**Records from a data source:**
---

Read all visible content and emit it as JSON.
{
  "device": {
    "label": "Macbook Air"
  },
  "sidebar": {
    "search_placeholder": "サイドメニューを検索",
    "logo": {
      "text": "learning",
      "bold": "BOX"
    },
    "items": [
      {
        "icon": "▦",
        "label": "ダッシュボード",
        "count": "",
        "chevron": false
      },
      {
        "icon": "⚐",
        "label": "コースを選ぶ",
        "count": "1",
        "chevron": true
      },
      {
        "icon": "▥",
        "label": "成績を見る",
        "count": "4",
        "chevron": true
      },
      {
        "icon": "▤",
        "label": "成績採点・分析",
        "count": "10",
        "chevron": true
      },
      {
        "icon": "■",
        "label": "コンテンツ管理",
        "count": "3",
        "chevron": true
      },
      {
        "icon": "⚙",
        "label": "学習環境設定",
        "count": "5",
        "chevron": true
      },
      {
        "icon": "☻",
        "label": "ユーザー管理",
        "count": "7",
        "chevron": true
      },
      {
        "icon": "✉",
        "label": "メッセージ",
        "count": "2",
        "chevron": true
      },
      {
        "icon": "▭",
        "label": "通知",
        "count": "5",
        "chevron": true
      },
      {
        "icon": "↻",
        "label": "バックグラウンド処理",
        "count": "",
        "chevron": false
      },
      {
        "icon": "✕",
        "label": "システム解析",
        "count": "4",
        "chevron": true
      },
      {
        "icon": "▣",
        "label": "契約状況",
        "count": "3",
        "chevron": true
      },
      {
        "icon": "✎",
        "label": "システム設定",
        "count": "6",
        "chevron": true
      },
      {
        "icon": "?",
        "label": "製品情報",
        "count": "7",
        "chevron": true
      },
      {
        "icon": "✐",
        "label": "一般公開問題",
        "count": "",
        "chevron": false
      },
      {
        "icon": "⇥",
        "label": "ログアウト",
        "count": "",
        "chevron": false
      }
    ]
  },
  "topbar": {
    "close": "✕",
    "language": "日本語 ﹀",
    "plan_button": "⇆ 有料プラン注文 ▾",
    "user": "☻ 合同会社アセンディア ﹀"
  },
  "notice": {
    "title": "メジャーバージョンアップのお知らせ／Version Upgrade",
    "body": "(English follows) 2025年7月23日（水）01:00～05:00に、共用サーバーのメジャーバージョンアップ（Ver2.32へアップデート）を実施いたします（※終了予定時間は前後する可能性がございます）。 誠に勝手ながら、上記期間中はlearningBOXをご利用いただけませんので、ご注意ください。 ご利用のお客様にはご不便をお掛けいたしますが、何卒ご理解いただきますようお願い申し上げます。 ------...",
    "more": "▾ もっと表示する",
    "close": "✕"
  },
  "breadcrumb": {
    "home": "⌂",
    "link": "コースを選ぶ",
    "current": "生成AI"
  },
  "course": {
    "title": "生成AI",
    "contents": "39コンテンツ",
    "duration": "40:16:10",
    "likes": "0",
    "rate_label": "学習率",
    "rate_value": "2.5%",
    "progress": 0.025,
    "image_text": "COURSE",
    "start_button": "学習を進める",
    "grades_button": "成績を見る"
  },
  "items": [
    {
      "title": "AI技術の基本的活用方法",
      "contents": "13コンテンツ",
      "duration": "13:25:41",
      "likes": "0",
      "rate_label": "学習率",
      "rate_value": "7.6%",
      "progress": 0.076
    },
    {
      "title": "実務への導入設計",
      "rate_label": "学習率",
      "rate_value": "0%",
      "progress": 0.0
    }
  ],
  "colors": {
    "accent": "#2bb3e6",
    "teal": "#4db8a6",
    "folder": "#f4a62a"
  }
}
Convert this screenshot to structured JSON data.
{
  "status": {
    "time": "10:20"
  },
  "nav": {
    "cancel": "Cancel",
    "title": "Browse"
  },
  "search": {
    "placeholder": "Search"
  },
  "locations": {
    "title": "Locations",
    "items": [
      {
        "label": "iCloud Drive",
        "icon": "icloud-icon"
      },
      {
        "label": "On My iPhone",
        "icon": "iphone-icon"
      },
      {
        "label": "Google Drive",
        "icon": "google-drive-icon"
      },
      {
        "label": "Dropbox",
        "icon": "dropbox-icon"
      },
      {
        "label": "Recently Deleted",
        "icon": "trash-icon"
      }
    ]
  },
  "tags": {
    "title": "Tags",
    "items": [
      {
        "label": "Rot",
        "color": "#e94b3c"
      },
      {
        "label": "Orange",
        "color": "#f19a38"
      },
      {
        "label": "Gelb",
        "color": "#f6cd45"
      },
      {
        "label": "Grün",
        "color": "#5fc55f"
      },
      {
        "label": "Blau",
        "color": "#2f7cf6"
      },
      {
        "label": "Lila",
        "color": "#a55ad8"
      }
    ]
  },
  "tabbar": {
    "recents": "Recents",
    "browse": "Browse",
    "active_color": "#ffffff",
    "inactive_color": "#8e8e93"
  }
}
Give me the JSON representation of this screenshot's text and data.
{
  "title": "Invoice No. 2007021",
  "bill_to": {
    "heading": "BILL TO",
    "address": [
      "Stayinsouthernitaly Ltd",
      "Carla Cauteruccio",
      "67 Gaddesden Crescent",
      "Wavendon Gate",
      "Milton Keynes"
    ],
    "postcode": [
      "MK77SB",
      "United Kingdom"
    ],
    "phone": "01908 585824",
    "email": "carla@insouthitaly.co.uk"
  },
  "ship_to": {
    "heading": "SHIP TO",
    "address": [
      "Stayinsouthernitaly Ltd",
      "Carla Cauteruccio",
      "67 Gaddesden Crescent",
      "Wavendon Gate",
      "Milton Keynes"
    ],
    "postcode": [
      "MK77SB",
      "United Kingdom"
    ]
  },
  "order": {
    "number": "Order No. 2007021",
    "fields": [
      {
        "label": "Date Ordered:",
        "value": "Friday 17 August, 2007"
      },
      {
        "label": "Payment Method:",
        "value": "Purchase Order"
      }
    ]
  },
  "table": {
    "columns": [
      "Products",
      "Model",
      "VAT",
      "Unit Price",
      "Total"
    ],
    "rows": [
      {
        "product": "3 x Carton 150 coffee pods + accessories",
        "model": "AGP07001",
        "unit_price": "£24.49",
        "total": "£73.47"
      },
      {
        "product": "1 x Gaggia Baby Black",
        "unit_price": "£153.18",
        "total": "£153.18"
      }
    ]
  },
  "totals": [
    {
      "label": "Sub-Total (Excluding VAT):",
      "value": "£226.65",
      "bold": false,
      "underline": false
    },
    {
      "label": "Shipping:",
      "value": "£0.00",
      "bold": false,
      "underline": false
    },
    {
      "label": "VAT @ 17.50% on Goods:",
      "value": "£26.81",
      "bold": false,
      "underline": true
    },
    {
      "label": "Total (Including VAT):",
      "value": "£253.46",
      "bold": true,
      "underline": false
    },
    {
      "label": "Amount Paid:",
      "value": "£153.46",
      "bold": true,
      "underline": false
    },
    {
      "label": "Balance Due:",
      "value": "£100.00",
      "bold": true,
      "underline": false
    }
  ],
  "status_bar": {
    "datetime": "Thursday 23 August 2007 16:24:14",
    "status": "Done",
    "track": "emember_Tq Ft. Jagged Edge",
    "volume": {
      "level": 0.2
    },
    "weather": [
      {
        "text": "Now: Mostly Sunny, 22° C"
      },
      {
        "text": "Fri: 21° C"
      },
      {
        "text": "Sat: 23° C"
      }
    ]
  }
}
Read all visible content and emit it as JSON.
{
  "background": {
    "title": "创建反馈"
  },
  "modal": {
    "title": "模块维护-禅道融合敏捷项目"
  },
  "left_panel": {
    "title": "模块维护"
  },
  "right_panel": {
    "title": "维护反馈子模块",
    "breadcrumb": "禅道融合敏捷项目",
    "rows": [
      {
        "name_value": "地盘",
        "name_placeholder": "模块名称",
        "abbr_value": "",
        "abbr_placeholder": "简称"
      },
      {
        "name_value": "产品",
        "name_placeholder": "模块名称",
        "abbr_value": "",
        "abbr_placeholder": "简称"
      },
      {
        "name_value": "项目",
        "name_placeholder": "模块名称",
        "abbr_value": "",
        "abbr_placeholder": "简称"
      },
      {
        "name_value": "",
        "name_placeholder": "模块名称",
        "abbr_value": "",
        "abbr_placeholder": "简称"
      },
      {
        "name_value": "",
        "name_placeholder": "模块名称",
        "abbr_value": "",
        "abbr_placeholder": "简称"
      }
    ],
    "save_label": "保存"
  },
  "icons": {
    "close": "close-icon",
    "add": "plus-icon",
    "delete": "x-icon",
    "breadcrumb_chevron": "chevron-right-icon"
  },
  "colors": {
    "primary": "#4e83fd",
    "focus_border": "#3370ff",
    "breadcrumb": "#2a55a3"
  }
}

---

**Exercise:** Using the material above, gather every line that includes "screenshot".

**Response to the task:**
Convert this screenshot to structured JSON data.
Give me the JSON representation of this screenshot's text and data.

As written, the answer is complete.